» **AIM OF THE TASK**
Can you restate the records below word for word?

== DATA FOR ANALYSIS

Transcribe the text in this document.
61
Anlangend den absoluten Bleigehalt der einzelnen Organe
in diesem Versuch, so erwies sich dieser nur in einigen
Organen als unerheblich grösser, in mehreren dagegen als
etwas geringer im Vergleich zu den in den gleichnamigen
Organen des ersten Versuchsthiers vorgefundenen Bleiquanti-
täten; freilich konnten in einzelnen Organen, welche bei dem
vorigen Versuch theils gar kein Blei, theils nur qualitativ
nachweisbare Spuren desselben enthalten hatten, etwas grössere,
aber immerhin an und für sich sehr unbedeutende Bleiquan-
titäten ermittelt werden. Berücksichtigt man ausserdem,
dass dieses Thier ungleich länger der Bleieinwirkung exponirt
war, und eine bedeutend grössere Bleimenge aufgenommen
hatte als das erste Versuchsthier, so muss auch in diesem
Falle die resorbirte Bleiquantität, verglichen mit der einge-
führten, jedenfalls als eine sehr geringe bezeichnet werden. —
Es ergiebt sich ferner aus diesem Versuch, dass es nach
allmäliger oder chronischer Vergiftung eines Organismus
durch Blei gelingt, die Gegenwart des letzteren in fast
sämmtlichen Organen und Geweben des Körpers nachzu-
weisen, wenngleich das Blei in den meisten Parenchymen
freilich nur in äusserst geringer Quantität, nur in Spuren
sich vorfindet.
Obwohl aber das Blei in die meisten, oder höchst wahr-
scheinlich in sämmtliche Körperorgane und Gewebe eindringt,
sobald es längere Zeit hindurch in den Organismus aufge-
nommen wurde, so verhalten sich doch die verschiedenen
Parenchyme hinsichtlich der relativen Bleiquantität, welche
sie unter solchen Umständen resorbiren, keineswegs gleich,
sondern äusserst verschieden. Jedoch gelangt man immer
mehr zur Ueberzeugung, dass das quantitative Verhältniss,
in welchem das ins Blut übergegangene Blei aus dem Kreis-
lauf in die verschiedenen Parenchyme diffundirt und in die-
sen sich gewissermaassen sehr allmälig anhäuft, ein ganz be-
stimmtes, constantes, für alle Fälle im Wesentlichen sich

====

» **ANSWER SPACE**
Transcribe the text in this document.
61
Anlangend den absoluten Bleigehalt der einzelnen Organe
in diesem Versuch, so erwies sich dieser nur in einigen
Organen als unerheblich grösser, in mehreren dagegen als
etwas geringer im Vergleich zu den in den gleichnamigen
Organen des ersten Versuchsthiers vorgefundenen Bleiquanti-
täten; freilich konnten in einzelnen Organen, welche bei dem
vorigen Versuch theils gar kein Blei, theils nur qualitativ
nachweisbare Spuren desselben enthalten hatten, etwas grössere,
aber immerhin an und für sich sehr unbedeutende Bleiquan-
titäten ermittelt werden. Berücksichtigt man ausserdem,
dass dieses Thier ungleich länger der Bleieinwirkung exponirt
war, und eine bedeutend grössere Bleimenge aufgenommen
hatte als das erste Versuchsthier, so muss auch in diesem
Falle die resorbirte Bleiquantität, verglichen mit der einge-
führten, jedenfalls als eine sehr geringe bezeichnet werden. —
Es ergiebt sich ferner aus diesem Versuch, dass es nach
allmäliger oder chronischer Vergiftung eines Organismus
durch Blei gelingt, die Gegenwart des letzteren in fast
sämmtlichen Organen und Geweben des Körpers nachzu-
weisen, wenngleich das Blei in den meisten Parenchymen
freilich nur in äusserst geringer Quantität, nur in Spuren
sich vorfindet.
Obwohl aber das Blei in die meisten, oder höchst wahr-
scheinlich in sämmtliche Körperorgane und Gewebe eindringt,
sobald es längere Zeit hindurch in den Organismus aufge-
nommen wurde, so verhalten sich doch die verschiedenen
Parenchyme hinsichtlich der relativen Bleiquantität, welche
sie unter solchen Umständen resorbiren, keineswegs gleich,
sondern äusserst verschieden. Jedoch gelangt man immer
mehr zur Ueberzeugung, dass das quantitative Verhältniss,
in welchem das ins Blut übergegangene Blei aus dem Kreis-
lauf in die verschiedenen Parenchyme diffundirt und in die-
sen sich gewissermaassen sehr allmälig anhäuft, ein ganz be-
stimmtes, constantes, für alle Fälle im Wesentlichen sich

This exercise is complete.